Rows from a dataset:

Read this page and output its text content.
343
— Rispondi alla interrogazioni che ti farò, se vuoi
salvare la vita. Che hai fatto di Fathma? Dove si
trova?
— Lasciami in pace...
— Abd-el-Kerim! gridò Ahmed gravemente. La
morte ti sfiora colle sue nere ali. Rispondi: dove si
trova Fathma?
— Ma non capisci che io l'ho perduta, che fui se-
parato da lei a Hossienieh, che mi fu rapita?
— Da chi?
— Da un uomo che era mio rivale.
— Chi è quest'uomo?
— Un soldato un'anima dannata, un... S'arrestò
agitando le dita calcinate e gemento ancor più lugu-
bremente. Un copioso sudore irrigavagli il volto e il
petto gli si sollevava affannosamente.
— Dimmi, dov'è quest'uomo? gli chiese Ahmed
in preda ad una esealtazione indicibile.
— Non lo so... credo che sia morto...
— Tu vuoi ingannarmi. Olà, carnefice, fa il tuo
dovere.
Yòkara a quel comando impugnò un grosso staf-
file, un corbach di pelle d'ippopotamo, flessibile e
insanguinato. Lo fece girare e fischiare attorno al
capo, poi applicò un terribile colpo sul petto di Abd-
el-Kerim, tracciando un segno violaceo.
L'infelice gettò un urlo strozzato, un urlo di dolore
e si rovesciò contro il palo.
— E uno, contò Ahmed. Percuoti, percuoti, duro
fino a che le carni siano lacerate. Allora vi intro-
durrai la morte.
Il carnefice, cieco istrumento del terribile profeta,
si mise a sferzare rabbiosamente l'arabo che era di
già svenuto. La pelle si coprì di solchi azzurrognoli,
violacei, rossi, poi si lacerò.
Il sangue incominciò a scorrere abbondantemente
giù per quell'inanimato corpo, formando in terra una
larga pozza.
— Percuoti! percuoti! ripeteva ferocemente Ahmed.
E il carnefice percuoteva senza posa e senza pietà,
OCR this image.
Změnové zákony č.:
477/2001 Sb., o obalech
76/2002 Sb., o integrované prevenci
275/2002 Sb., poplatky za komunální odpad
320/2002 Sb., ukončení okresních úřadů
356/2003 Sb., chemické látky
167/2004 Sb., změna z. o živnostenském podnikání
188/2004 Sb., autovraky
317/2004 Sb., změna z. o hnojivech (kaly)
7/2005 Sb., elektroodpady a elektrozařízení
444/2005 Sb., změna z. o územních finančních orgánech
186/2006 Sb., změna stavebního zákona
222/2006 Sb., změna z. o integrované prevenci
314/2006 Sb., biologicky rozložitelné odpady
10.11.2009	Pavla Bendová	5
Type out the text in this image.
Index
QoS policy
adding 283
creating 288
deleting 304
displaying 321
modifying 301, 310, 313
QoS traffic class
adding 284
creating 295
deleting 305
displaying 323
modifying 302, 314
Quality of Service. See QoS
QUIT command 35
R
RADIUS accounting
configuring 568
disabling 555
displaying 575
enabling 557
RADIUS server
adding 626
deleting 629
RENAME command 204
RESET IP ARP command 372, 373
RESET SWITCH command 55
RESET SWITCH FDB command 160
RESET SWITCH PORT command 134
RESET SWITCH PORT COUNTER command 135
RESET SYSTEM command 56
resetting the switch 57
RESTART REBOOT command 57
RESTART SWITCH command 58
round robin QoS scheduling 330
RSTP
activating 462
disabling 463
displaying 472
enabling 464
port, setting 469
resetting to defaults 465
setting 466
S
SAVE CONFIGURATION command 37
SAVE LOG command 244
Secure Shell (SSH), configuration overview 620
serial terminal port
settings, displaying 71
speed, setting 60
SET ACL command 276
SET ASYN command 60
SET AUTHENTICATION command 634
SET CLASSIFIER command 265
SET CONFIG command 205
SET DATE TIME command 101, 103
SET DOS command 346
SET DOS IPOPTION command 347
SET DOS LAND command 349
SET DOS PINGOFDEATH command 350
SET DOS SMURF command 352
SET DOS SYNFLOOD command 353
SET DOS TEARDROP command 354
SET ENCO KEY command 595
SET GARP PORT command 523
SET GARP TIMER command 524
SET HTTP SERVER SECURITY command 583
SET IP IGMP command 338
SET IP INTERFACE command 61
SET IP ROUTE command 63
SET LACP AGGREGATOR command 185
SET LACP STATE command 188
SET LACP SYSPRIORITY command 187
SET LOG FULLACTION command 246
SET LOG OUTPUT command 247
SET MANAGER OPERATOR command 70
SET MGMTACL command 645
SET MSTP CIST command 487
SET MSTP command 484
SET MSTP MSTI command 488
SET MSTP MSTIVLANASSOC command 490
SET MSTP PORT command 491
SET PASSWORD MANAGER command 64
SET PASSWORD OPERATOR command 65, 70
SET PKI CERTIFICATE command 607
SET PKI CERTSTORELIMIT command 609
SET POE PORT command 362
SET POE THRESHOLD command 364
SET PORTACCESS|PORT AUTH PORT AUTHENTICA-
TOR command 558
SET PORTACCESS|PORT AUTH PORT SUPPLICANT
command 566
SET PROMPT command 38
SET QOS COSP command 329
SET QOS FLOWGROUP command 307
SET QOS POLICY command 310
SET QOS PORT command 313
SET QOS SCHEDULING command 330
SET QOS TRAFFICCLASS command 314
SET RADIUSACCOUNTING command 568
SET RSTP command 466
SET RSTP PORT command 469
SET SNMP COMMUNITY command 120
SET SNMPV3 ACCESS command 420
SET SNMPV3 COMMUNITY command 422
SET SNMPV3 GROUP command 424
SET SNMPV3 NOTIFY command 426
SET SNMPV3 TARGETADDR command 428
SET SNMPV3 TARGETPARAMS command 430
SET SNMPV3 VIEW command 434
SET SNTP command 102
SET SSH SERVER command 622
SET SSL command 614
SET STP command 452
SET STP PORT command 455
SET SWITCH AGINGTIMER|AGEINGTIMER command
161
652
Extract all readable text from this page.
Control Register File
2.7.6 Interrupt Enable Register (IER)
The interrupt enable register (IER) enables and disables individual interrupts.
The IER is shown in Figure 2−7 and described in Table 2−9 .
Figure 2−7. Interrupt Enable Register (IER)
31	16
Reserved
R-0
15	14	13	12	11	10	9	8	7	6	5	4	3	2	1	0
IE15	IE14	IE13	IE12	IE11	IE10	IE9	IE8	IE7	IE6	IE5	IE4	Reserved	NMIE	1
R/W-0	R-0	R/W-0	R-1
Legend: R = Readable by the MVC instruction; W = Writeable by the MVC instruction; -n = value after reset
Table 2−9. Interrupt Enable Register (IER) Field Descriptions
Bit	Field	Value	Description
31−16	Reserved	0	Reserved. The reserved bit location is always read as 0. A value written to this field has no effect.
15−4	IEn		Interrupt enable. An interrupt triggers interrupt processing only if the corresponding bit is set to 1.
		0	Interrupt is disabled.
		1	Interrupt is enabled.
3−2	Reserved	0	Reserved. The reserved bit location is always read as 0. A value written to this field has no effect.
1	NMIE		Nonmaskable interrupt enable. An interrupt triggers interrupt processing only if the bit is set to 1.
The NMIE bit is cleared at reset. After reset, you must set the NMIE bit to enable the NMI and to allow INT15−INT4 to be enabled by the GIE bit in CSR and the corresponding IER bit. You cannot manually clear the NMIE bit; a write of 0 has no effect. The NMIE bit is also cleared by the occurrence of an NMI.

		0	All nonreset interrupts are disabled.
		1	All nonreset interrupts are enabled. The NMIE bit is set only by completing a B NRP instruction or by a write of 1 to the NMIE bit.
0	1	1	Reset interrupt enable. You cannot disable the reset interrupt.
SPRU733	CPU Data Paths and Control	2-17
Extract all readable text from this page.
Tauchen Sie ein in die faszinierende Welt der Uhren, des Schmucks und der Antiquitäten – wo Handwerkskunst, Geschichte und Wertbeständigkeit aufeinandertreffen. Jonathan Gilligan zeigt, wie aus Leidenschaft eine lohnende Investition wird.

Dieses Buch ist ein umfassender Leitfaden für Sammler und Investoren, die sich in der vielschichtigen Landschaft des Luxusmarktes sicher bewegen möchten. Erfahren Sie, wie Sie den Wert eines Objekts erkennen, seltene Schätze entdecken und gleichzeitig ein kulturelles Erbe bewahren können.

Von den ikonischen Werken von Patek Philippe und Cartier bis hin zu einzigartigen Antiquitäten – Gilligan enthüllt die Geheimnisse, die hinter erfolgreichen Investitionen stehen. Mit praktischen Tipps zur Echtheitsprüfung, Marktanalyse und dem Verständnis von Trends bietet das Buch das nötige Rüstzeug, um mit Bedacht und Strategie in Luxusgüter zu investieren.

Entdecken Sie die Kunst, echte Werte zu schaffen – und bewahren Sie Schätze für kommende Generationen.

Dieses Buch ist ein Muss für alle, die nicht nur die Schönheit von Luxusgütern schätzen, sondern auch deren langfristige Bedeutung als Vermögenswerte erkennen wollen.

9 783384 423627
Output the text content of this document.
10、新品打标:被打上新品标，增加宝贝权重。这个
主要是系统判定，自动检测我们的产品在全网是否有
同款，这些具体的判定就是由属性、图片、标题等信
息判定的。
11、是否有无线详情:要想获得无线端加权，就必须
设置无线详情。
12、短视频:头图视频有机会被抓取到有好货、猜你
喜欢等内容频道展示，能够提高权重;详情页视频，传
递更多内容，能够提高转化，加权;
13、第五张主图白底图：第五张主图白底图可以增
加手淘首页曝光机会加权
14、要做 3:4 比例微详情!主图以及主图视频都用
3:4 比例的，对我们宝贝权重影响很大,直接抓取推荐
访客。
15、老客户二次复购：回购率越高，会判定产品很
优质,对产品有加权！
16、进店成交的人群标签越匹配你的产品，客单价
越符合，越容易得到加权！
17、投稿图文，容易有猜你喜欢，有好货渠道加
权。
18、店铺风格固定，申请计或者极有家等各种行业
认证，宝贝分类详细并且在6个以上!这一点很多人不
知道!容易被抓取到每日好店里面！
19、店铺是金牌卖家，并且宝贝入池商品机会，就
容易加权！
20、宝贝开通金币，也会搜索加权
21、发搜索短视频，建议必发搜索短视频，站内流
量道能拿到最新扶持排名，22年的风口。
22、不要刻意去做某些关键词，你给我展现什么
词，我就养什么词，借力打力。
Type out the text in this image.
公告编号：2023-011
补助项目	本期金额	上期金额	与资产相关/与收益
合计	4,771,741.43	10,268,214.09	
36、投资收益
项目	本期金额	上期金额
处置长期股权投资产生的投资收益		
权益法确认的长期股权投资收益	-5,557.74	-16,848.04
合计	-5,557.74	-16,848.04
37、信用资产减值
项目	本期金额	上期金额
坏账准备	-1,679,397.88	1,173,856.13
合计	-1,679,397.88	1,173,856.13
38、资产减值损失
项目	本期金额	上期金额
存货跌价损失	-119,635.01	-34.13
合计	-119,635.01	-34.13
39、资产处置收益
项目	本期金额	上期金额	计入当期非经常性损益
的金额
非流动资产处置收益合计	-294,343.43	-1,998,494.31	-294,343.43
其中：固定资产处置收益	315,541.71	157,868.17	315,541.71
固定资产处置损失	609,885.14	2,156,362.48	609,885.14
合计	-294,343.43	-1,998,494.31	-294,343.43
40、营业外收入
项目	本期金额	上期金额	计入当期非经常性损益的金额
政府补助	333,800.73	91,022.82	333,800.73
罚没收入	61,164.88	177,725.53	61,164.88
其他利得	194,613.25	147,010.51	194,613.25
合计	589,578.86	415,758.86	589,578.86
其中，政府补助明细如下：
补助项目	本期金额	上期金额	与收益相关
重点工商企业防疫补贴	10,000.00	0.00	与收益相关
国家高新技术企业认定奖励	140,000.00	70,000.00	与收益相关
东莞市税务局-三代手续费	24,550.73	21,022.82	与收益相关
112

▶ **Task details**:
Copy all lines of the listing above that contain the string "上期金额".

▶ **Solution for this problem**:
补助项目	本期金额	上期金额	与资产相关/与收益
项目	本期金额	上期金额
项目	本期金额	上期金额
项目	本期金额	上期金额
项目	本期金额	上期金额	计入当期非经常性损益
项目	本期金额	上期金额	计入当期非经常性损益的金额
补助项目	本期金额	上期金额	与收益相关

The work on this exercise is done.